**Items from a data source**
• • • • •

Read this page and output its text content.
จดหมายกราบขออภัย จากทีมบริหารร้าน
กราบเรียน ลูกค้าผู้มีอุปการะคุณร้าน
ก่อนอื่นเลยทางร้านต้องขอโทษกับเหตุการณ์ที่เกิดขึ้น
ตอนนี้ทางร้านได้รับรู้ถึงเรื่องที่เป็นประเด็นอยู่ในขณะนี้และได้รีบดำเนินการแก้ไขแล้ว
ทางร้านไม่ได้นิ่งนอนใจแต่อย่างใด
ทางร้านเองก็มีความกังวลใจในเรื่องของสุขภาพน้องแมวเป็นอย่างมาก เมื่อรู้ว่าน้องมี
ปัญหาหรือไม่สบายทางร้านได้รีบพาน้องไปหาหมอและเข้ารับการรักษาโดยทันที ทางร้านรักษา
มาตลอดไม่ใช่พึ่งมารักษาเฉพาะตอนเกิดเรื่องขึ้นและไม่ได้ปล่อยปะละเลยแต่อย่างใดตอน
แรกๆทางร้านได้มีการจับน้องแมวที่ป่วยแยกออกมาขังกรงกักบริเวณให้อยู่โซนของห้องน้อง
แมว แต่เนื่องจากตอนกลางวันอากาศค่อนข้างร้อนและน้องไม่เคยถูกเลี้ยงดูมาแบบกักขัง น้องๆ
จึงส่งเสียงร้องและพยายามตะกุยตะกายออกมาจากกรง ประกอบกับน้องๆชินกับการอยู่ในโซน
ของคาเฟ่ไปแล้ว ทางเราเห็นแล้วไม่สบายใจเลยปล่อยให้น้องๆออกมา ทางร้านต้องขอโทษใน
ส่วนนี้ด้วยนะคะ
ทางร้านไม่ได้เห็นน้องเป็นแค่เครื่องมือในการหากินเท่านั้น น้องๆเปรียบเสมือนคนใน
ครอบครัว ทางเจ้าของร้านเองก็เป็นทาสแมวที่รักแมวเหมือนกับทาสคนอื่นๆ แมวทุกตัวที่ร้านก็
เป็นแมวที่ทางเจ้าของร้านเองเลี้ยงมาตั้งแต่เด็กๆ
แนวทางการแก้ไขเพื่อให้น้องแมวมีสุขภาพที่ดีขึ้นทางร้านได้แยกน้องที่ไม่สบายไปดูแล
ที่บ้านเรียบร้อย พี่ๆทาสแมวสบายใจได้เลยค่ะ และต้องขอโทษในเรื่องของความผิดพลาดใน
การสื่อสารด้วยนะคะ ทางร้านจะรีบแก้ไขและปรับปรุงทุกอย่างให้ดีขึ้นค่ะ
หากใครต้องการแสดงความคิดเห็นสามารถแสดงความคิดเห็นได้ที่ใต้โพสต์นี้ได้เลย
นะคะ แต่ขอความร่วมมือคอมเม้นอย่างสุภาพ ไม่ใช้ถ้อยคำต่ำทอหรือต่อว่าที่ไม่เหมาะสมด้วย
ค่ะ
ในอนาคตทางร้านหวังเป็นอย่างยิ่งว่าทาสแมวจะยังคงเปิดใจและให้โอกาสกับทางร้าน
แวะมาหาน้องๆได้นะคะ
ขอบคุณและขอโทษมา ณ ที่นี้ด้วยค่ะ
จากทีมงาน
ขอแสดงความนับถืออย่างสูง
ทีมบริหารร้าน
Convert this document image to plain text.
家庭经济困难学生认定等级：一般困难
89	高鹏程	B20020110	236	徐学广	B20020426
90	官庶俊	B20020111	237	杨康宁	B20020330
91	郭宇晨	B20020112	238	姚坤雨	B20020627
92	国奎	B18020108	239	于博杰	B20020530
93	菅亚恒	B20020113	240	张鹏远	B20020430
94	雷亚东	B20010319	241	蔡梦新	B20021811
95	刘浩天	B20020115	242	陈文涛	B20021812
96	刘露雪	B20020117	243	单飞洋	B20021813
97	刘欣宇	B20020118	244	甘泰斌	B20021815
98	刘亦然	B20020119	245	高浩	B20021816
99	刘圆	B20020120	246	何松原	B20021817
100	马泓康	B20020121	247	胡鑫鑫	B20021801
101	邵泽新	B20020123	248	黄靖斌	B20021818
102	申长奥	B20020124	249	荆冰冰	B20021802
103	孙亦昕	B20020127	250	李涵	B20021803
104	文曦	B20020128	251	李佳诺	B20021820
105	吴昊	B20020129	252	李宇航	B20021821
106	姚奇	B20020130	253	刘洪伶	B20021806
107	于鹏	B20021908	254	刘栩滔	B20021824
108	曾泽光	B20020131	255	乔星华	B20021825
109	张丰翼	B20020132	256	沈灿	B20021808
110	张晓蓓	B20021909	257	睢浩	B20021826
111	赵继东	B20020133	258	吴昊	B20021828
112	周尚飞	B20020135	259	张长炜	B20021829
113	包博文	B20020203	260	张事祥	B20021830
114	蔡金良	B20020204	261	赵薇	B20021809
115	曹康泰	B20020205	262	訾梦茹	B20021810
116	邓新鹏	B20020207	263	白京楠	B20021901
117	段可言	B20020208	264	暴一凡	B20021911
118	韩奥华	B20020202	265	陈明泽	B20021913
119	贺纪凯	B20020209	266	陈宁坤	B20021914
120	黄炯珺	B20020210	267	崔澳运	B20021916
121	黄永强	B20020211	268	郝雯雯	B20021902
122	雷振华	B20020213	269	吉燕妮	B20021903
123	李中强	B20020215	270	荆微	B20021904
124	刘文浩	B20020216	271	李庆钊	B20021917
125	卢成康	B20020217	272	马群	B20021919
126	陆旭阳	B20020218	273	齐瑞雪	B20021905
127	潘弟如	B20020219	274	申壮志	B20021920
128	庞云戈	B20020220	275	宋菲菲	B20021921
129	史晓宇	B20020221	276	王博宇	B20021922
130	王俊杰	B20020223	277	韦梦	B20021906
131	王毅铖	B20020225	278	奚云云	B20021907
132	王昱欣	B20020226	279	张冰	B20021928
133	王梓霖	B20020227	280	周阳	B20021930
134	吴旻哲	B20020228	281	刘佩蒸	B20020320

• • • • •

**WHAT IS BEING ASKED**
Copy out the whole listing exactly; please set it all down.

**TASK RESPONSE**
Read this page and output its text content.
จดหมายกราบขออภัย จากทีมบริหารร้าน
กราบเรียน ลูกค้าผู้มีอุปการะคุณร้าน
ก่อนอื่นเลยทางร้านต้องขอโทษกับเหตุการณ์ที่เกิดขึ้น
ตอนนี้ทางร้านได้รับรู้ถึงเรื่องที่เป็นประเด็นอยู่ในขณะนี้และได้รีบดำเนินการแก้ไขแล้ว
ทางร้านไม่ได้นิ่งนอนใจแต่อย่างใด
ทางร้านเองก็มีความกังวลใจในเรื่องของสุขภาพน้องแมวเป็นอย่างมาก เมื่อรู้ว่าน้องมี
ปัญหาหรือไม่สบายทางร้านได้รีบพาน้องไปหาหมอและเข้ารับการรักษาโดยทันที ทางร้านรักษา
มาตลอดไม่ใช่พึ่งมารักษาเฉพาะตอนเกิดเรื่องขึ้นและไม่ได้ปล่อยปะละเลยแต่อย่างใดตอน
แรกๆทางร้านได้มีการจับน้องแมวที่ป่วยแยกออกมาขังกรงกักบริเวณให้อยู่โซนของห้องน้อง
แมว แต่เนื่องจากตอนกลางวันอากาศค่อนข้างร้อนและน้องไม่เคยถูกเลี้ยงดูมาแบบกักขัง น้องๆ
จึงส่งเสียงร้องและพยายามตะกุยตะกายออกมาจากกรง ประกอบกับน้องๆชินกับการอยู่ในโซน
ของคาเฟ่ไปแล้ว ทางเราเห็นแล้วไม่สบายใจเลยปล่อยให้น้องๆออกมา ทางร้านต้องขอโทษใน
ส่วนนี้ด้วยนะคะ
ทางร้านไม่ได้เห็นน้องเป็นแค่เครื่องมือในการหากินเท่านั้น น้องๆเปรียบเสมือนคนใน
ครอบครัว ทางเจ้าของร้านเองก็เป็นทาสแมวที่รักแมวเหมือนกับทาสคนอื่นๆ แมวทุกตัวที่ร้านก็
เป็นแมวที่ทางเจ้าของร้านเองเลี้ยงมาตั้งแต่เด็กๆ
แนวทางการแก้ไขเพื่อให้น้องแมวมีสุขภาพที่ดีขึ้นทางร้านได้แยกน้องที่ไม่สบายไปดูแล
ที่บ้านเรียบร้อย พี่ๆทาสแมวสบายใจได้เลยค่ะ และต้องขอโทษในเรื่องของความผิดพลาดใน
การสื่อสารด้วยนะคะ ทางร้านจะรีบแก้ไขและปรับปรุงทุกอย่างให้ดีขึ้นค่ะ
หากใครต้องการแสดงความคิดเห็นสามารถแสดงความคิดเห็นได้ที่ใต้โพสต์นี้ได้เลย
นะคะ แต่ขอความร่วมมือคอมเม้นอย่างสุภาพ ไม่ใช้ถ้อยคำต่ำทอหรือต่อว่าที่ไม่เหมาะสมด้วย
ค่ะ
ในอนาคตทางร้านหวังเป็นอย่างยิ่งว่าทาสแมวจะยังคงเปิดใจและให้โอกาสกับทางร้าน
แวะมาหาน้องๆได้นะคะ
ขอบคุณและขอโทษมา ณ ที่นี้ด้วยค่ะ
จากทีมงาน
ขอแสดงความนับถืออย่างสูง
ทีมบริหารร้าน
Convert this document image to plain text.
家庭经济困难学生认定等级：一般困难
89	高鹏程	B20020110	236	徐学广	B20020426
90	官庶俊	B20020111	237	杨康宁	B20020330
91	郭宇晨	B20020112	238	姚坤雨	B20020627
92	国奎	B18020108	239	于博杰	B20020530
93	菅亚恒	B20020113	240	张鹏远	B20020430
94	雷亚东	B20010319	241	蔡梦新	B20021811
95	刘浩天	B20020115	242	陈文涛	B20021812
96	刘露雪	B20020117	243	单飞洋	B20021813
97	刘欣宇	B20020118	244	甘泰斌	B20021815
98	刘亦然	B20020119	245	高浩	B20021816
99	刘圆	B20020120	246	何松原	B20021817
100	马泓康	B20020121	247	胡鑫鑫	B20021801
101	邵泽新	B20020123	248	黄靖斌	B20021818
102	申长奥	B20020124	249	荆冰冰	B20021802
103	孙亦昕	B20020127	250	李涵	B20021803
104	文曦	B20020128	251	李佳诺	B20021820
105	吴昊	B20020129	252	李宇航	B20021821
106	姚奇	B20020130	253	刘洪伶	B20021806
107	于鹏	B20021908	254	刘栩滔	B20021824
108	曾泽光	B20020131	255	乔星华	B20021825
109	张丰翼	B20020132	256	沈灿	B20021808
110	张晓蓓	B20021909	257	睢浩	B20021826
111	赵继东	B20020133	258	吴昊	B20021828
112	周尚飞	B20020135	259	张长炜	B20021829
113	包博文	B20020203	260	张事祥	B20021830
114	蔡金良	B20020204	261	赵薇	B20021809
115	曹康泰	B20020205	262	訾梦茹	B20021810
116	邓新鹏	B20020207	263	白京楠	B20021901
117	段可言	B20020208	264	暴一凡	B20021911
118	韩奥华	B20020202	265	陈明泽	B20021913
119	贺纪凯	B20020209	266	陈宁坤	B20021914
120	黄炯珺	B20020210	267	崔澳运	B20021916
121	黄永强	B20020211	268	郝雯雯	B20021902
122	雷振华	B20020213	269	吉燕妮	B20021903
123	李中强	B20020215	270	荆微	B20021904
124	刘文浩	B20020216	271	李庆钊	B20021917
125	卢成康	B20020217	272	马群	B20021919
126	陆旭阳	B20020218	273	齐瑞雪	B20021905
127	潘弟如	B20020219	274	申壮志	B20021920
128	庞云戈	B20020220	275	宋菲菲	B20021921
129	史晓宇	B20020221	276	王博宇	B20021922
130	王俊杰	B20020223	277	韦梦	B20021906
131	王毅铖	B20020225	278	奚云云	B20021907
132	王昱欣	B20020226	279	张冰	B20021928
133	王梓霖	B20020227	280	周阳	B20021930
134	吴旻哲	B20020228	281	刘佩蒸	B20020320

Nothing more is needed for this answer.